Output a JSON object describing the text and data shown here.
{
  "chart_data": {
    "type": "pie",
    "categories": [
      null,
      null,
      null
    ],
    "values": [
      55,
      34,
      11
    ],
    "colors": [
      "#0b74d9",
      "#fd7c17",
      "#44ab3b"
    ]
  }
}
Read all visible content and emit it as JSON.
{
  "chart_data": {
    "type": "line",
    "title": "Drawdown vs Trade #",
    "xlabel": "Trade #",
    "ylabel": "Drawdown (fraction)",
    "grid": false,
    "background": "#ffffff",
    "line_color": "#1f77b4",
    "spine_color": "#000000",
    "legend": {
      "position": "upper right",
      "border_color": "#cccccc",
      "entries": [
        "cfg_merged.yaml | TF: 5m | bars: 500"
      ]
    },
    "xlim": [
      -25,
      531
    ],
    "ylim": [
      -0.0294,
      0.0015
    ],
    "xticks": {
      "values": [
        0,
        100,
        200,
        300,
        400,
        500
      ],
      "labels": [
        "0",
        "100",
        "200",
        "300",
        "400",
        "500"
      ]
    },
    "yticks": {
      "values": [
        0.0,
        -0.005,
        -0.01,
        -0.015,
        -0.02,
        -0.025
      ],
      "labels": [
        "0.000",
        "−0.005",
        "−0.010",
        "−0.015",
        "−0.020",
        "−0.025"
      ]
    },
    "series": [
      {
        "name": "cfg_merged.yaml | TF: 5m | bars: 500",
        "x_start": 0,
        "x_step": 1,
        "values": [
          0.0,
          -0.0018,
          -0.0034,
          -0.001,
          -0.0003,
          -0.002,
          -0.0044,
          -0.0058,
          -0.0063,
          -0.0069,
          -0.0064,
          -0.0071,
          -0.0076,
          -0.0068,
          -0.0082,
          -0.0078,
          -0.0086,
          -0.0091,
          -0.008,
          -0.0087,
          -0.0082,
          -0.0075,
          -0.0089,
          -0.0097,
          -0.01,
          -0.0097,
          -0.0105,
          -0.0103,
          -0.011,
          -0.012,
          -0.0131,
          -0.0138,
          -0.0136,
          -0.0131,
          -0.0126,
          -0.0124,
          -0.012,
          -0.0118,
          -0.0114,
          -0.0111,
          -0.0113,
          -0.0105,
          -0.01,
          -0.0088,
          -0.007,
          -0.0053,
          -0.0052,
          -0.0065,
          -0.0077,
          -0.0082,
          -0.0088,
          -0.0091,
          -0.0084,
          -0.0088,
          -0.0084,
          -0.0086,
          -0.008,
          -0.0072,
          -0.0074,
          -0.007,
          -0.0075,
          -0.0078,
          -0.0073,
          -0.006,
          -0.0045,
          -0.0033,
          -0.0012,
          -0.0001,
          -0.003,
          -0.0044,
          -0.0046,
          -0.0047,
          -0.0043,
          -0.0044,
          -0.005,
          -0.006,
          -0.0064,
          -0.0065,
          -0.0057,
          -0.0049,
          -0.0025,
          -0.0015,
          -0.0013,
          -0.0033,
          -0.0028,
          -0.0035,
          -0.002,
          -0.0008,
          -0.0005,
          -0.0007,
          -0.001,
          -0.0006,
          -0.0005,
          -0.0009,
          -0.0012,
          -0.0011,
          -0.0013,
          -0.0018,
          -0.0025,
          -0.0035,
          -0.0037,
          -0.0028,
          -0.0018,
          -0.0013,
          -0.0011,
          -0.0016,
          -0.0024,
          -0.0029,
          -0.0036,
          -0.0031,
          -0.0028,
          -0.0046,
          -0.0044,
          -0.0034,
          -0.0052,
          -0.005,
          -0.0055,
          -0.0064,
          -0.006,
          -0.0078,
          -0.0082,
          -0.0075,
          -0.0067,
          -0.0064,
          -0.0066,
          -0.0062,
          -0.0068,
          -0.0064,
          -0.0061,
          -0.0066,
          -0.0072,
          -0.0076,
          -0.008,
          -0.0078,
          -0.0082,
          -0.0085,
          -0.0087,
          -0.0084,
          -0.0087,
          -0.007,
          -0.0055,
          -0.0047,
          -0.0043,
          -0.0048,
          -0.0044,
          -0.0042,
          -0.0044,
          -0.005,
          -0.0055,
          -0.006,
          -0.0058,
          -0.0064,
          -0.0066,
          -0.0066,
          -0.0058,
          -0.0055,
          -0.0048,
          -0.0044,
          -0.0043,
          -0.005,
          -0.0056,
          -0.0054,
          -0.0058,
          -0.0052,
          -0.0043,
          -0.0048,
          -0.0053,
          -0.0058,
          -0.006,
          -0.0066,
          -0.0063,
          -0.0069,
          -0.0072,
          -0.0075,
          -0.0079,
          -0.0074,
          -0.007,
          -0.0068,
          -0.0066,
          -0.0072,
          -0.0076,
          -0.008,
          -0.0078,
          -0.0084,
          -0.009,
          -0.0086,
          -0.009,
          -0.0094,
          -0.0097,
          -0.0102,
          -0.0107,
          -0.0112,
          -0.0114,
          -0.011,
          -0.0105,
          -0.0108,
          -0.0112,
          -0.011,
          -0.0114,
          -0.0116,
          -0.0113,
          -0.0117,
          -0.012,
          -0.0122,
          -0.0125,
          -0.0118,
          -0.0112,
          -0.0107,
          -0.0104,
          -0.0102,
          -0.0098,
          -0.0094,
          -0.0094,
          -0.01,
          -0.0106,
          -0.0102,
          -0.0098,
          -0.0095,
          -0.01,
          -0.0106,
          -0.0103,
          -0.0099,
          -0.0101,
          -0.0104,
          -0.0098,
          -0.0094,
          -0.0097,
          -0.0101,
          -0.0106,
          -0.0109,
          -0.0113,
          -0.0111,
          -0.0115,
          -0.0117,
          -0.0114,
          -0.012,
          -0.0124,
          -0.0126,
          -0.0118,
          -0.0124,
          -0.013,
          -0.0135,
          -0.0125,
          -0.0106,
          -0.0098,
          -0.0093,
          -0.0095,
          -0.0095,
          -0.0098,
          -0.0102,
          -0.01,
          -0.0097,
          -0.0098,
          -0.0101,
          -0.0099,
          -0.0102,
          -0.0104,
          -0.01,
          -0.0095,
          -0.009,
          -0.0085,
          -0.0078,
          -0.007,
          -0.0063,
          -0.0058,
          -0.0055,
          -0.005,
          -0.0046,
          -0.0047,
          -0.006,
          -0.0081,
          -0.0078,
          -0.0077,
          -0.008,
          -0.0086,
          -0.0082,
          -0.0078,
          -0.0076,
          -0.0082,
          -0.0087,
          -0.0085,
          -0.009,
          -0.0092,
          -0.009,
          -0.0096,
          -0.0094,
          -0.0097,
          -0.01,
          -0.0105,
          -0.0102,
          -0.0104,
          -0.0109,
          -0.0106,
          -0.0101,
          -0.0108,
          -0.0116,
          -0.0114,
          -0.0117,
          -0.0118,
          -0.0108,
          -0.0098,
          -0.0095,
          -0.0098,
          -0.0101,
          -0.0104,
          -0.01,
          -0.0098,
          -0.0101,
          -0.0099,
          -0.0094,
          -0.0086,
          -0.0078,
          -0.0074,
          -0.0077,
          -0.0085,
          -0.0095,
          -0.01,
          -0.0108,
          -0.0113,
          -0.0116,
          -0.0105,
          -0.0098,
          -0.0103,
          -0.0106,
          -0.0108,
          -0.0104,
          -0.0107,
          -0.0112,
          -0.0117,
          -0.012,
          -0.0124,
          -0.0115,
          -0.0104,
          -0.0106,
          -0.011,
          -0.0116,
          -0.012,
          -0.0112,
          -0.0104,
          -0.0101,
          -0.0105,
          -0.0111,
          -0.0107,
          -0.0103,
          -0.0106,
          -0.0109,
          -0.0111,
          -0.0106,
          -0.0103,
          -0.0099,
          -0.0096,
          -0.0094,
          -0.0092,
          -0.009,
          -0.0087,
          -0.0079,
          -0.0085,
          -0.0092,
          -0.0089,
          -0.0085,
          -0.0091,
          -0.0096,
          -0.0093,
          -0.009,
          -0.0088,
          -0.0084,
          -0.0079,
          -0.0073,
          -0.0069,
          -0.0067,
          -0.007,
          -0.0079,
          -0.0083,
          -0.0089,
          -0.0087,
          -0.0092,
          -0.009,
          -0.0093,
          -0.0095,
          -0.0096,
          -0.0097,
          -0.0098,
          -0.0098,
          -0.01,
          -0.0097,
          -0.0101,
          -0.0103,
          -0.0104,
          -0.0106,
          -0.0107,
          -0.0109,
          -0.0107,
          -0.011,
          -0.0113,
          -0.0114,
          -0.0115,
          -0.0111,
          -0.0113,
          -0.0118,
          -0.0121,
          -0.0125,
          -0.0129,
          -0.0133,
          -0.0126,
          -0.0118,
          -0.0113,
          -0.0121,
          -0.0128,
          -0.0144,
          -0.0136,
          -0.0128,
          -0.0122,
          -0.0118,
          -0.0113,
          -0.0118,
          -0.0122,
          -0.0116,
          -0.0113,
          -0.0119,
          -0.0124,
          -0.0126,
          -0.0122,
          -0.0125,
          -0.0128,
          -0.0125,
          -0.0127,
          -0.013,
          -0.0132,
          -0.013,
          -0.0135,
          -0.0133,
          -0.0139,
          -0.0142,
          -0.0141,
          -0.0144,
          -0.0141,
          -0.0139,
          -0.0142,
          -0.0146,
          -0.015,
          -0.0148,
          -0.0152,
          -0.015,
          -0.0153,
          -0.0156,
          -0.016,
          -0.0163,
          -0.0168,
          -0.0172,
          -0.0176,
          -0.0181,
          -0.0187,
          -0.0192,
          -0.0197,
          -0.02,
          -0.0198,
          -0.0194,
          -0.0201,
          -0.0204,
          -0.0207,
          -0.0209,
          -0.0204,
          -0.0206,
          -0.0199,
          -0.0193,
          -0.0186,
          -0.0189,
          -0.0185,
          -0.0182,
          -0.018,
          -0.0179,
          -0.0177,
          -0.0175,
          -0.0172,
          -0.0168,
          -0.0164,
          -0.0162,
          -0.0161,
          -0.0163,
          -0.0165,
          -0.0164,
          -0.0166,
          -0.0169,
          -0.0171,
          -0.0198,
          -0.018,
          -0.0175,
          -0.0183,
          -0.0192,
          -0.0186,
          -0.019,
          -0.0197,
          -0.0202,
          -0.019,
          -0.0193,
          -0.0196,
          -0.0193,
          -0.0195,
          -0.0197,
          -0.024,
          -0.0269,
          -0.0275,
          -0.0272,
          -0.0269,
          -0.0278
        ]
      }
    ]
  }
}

-- INSTRUCTIONS FOR THE TASK --
In the entries above, find each line with the word "bars" and show it.

-- REPLY TO THE TASK --
        "cfg_merged.yaml | TF: 5m | bars: 500"
        "name": "cfg_merged.yaml | TF: 5m | bars: 500",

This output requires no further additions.